Data provided:
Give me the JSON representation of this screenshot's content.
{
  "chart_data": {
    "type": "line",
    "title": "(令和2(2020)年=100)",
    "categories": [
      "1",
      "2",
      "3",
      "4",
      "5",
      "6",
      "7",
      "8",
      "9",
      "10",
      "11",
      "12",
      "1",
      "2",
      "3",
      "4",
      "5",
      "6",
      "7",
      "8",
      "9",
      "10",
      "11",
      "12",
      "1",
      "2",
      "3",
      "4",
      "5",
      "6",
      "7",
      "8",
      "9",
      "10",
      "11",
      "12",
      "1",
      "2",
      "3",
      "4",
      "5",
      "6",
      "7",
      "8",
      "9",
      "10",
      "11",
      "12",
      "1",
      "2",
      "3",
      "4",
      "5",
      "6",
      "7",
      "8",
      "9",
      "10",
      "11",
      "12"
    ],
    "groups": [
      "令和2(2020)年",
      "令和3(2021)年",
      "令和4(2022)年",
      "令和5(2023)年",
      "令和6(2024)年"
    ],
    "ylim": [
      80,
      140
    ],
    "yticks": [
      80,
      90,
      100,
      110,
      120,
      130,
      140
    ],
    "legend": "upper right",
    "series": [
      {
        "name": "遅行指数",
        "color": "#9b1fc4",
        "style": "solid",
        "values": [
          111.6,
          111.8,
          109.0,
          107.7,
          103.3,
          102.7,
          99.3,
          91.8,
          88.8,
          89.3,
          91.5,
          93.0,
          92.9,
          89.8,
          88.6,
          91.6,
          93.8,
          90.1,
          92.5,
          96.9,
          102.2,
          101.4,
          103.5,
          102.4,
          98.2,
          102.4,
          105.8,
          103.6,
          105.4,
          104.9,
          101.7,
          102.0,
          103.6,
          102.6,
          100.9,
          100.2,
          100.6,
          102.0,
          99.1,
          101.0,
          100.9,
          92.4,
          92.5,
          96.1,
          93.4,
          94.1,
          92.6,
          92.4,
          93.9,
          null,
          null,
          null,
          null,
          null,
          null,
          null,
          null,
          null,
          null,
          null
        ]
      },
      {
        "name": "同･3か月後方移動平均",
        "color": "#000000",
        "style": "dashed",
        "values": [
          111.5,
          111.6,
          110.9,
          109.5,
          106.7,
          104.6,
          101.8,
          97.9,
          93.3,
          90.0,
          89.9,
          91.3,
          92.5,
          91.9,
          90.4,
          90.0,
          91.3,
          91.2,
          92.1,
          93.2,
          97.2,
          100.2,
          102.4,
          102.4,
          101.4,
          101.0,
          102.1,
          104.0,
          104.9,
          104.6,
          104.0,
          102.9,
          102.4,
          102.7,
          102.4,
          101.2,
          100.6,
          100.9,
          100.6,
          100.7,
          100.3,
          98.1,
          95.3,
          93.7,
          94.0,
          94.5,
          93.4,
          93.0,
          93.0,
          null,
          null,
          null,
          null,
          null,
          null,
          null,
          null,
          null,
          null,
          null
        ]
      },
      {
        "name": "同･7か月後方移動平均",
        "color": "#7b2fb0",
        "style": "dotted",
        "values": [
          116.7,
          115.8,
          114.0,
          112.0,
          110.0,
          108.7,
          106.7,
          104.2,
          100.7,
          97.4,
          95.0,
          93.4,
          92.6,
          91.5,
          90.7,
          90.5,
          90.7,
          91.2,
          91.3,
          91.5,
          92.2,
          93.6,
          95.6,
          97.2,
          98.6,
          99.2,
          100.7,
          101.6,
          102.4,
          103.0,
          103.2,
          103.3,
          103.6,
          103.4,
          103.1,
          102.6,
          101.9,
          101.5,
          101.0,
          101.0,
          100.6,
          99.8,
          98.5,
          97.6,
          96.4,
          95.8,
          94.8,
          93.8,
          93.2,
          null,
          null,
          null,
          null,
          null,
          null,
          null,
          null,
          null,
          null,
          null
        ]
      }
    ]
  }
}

Aim of the task:
Exactly reproduce every line found in the records.

Written solution:
Give me the JSON representation of this screenshot's content.
{
  "chart_data": {
    "type": "line",
    "title": "(令和2(2020)年=100)",
    "categories": [
      "1",
      "2",
      "3",
      "4",
      "5",
      "6",
      "7",
      "8",
      "9",
      "10",
      "11",
      "12",
      "1",
      "2",
      "3",
      "4",
      "5",
      "6",
      "7",
      "8",
      "9",
      "10",
      "11",
      "12",
      "1",
      "2",
      "3",
      "4",
      "5",
      "6",
      "7",
      "8",
      "9",
      "10",
      "11",
      "12",
      "1",
      "2",
      "3",
      "4",
      "5",
      "6",
      "7",
      "8",
      "9",
      "10",
      "11",
      "12",
      "1",
      "2",
      "3",
      "4",
      "5",
      "6",
      "7",
      "8",
      "9",
      "10",
      "11",
      "12"
    ],
    "groups": [
      "令和2(2020)年",
      "令和3(2021)年",
      "令和4(2022)年",
      "令和5(2023)年",
      "令和6(2024)年"
    ],
    "ylim": [
      80,
      140
    ],
    "yticks": [
      80,
      90,
      100,
      110,
      120,
      130,
      140
    ],
    "legend": "upper right",
    "series": [
      {
        "name": "遅行指数",
        "color": "#9b1fc4",
        "style": "solid",
        "values": [
          111.6,
          111.8,
          109.0,
          107.7,
          103.3,
          102.7,
          99.3,
          91.8,
          88.8,
          89.3,
          91.5,
          93.0,
          92.9,
          89.8,
          88.6,
          91.6,
          93.8,
          90.1,
          92.5,
          96.9,
          102.2,
          101.4,
          103.5,
          102.4,
          98.2,
          102.4,
          105.8,
          103.6,
          105.4,
          104.9,
          101.7,
          102.0,
          103.6,
          102.6,
          100.9,
          100.2,
          100.6,
          102.0,
          99.1,
          101.0,
          100.9,
          92.4,
          92.5,
          96.1,
          93.4,
          94.1,
          92.6,
          92.4,
          93.9,
          null,
          null,
          null,
          null,
          null,
          null,
          null,
          null,
          null,
          null,
          null
        ]
      },
      {
        "name": "同･3か月後方移動平均",
        "color": "#000000",
        "style": "dashed",
        "values": [
          111.5,
          111.6,
          110.9,
          109.5,
          106.7,
          104.6,
          101.8,
          97.9,
          93.3,
          90.0,
          89.9,
          91.3,
          92.5,
          91.9,
          90.4,
          90.0,
          91.3,
          91.2,
          92.1,
          93.2,
          97.2,
          100.2,
          102.4,
          102.4,
          101.4,
          101.0,
          102.1,
          104.0,
          104.9,
          104.6,
          104.0,
          102.9,
          102.4,
          102.7,
          102.4,
          101.2,
          100.6,
          100.9,
          100.6,
          100.7,
          100.3,
          98.1,
          95.3,
          93.7,
          94.0,
          94.5,
          93.4,
          93.0,
          93.0,
          null,
          null,
          null,
          null,
          null,
          null,
          null,
          null,
          null,
          null,
          null
        ]
      },
      {
        "name": "同･7か月後方移動平均",
        "color": "#7b2fb0",
        "style": "dotted",
        "values": [
          116.7,
          115.8,
          114.0,
          112.0,
          110.0,
          108.7,
          106.7,
          104.2,
          100.7,
          97.4,
          95.0,
          93.4,
          92.6,
          91.5,
          90.7,
          90.5,
          90.7,
          91.2,
          91.3,
          91.5,
          92.2,
          93.6,
          95.6,
          97.2,
          98.6,
          99.2,
          100.7,
          101.6,
          102.4,
          103.0,
          103.2,
          103.3,
          103.6,
          103.4,
          103.1,
          102.6,
          101.9,
          101.5,
          101.0,
          101.0,
          100.6,
          99.8,
          98.5,
          97.6,
          96.4,
          95.8,
          94.8,
          93.8,
          93.2,
          null,
          null,
          null,
          null,
          null,
          null,
          null,
          null,
          null,
          null,
          null
        ]
      }
    ]
  }
}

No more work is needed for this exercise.